• [Exercise prompt] Each line that holds the word "mujer" counts once; report how many lines do so and nothing else.

• [Data provided]
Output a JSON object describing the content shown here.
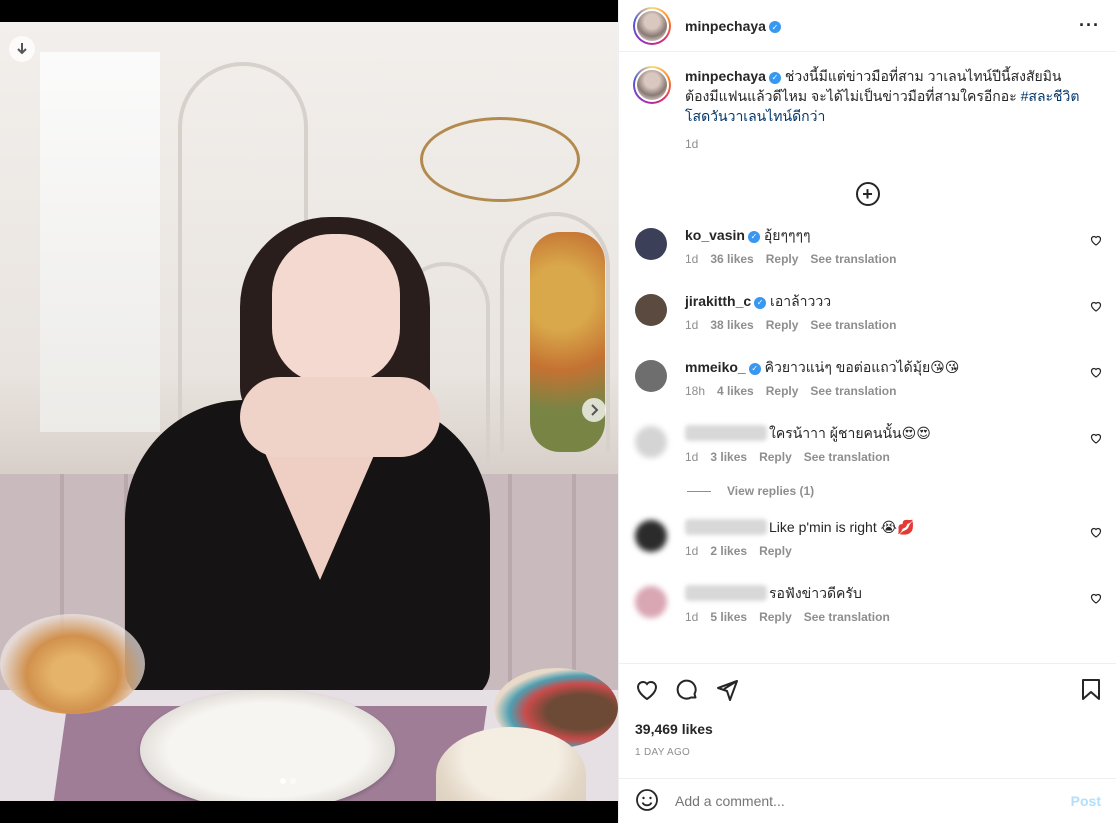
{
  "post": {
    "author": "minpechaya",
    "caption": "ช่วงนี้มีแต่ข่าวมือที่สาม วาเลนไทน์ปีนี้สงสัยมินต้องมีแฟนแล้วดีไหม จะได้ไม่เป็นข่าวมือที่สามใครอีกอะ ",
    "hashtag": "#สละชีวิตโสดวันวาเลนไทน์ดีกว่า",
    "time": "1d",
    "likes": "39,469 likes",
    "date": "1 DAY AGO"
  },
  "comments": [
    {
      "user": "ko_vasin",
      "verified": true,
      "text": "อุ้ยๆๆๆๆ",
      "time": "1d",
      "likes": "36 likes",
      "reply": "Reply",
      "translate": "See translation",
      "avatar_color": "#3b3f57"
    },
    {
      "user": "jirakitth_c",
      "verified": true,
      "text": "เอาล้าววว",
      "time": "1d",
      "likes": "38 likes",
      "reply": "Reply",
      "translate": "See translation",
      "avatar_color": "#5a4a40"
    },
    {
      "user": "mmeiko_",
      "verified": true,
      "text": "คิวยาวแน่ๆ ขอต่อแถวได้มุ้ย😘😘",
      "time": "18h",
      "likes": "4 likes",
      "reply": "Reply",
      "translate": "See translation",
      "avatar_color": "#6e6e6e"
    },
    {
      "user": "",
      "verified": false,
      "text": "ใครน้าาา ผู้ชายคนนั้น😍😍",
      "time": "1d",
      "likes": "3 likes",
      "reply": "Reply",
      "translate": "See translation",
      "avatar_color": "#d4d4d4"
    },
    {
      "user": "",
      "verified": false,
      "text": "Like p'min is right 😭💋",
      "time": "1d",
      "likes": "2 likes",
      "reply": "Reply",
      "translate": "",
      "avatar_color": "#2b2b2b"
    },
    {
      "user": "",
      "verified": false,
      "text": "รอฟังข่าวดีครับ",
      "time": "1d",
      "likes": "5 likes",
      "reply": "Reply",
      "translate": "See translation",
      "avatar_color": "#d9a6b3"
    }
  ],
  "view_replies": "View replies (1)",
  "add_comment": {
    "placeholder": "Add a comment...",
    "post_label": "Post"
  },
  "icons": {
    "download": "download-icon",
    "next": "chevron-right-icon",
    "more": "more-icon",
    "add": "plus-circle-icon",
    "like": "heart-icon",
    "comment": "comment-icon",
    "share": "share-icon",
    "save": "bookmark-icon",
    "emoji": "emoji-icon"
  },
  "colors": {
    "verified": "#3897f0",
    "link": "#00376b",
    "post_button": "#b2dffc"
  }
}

...

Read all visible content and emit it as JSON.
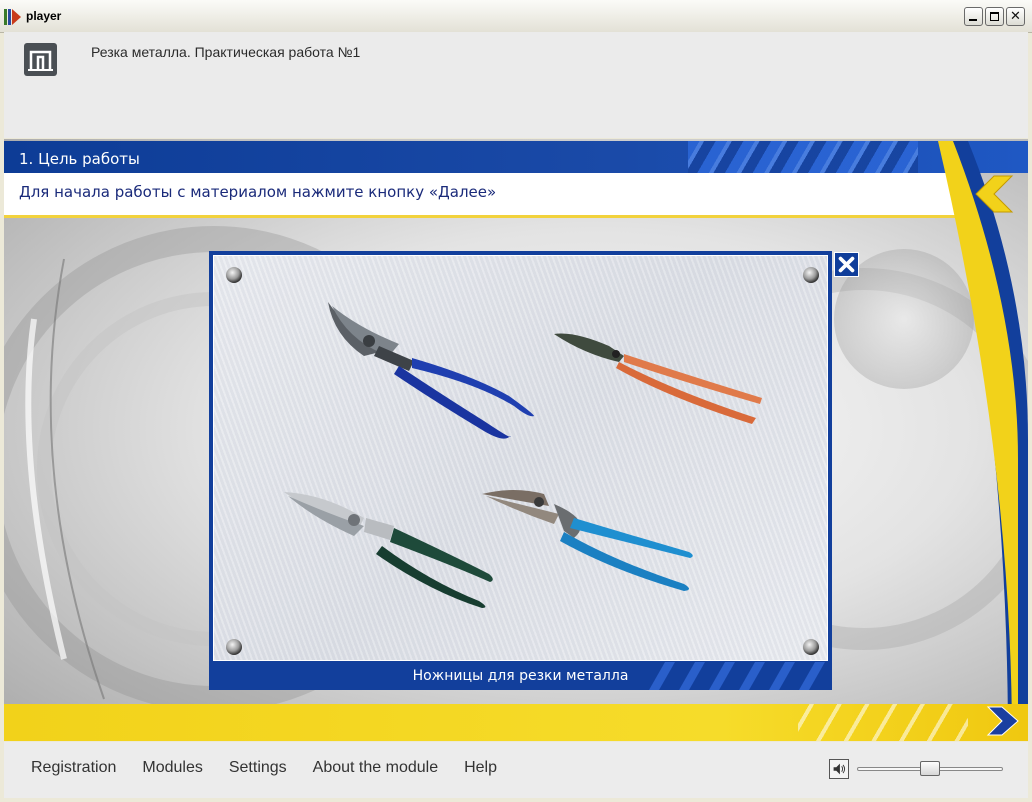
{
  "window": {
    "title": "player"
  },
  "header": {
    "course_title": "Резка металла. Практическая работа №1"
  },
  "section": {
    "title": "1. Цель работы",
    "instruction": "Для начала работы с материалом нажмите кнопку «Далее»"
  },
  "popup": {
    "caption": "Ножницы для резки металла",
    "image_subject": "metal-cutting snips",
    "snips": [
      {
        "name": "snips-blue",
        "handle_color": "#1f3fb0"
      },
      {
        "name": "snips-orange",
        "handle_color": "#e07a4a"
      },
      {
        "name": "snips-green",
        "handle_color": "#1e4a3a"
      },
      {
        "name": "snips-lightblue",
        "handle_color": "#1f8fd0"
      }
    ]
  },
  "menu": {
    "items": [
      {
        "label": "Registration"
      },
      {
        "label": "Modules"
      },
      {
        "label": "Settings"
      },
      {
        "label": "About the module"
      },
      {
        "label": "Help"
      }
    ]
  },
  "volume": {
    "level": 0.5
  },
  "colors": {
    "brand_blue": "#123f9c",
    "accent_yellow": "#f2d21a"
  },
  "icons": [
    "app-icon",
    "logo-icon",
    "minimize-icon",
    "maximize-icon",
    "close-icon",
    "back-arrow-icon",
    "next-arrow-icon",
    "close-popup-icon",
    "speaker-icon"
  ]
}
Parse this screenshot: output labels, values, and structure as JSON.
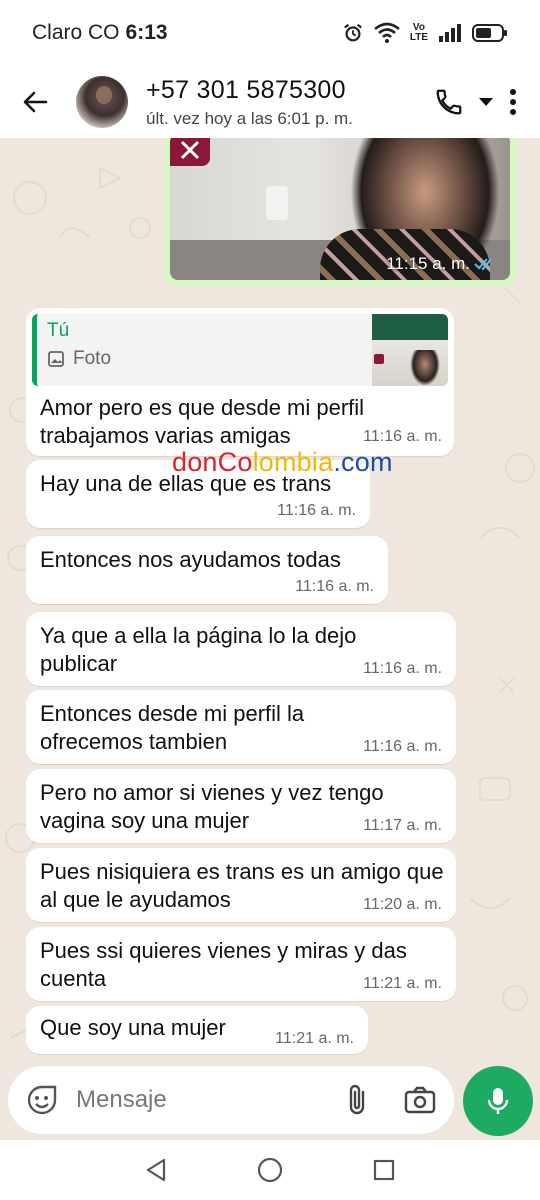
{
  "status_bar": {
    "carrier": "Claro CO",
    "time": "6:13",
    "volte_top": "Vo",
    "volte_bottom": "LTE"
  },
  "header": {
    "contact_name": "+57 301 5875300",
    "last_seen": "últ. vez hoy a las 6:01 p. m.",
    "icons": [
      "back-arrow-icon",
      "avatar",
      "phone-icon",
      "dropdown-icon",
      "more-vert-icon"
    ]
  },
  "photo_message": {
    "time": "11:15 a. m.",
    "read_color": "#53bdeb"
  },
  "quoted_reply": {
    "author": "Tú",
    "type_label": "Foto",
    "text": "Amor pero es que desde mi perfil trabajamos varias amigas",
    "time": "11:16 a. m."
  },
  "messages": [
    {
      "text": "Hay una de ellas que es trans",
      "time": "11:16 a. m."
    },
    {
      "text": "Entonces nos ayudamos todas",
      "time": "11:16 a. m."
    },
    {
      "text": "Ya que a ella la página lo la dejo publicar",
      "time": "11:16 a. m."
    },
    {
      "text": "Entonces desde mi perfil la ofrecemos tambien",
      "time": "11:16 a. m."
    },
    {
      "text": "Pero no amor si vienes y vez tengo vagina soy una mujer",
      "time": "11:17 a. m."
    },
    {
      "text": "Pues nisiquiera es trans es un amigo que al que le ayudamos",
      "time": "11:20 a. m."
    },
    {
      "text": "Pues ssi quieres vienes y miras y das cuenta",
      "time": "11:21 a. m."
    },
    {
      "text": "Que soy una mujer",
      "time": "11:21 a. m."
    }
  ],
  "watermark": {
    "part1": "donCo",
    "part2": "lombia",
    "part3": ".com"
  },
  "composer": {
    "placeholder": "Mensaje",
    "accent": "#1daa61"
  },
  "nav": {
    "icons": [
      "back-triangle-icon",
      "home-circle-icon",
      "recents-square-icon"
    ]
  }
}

• [Answer for the task] 2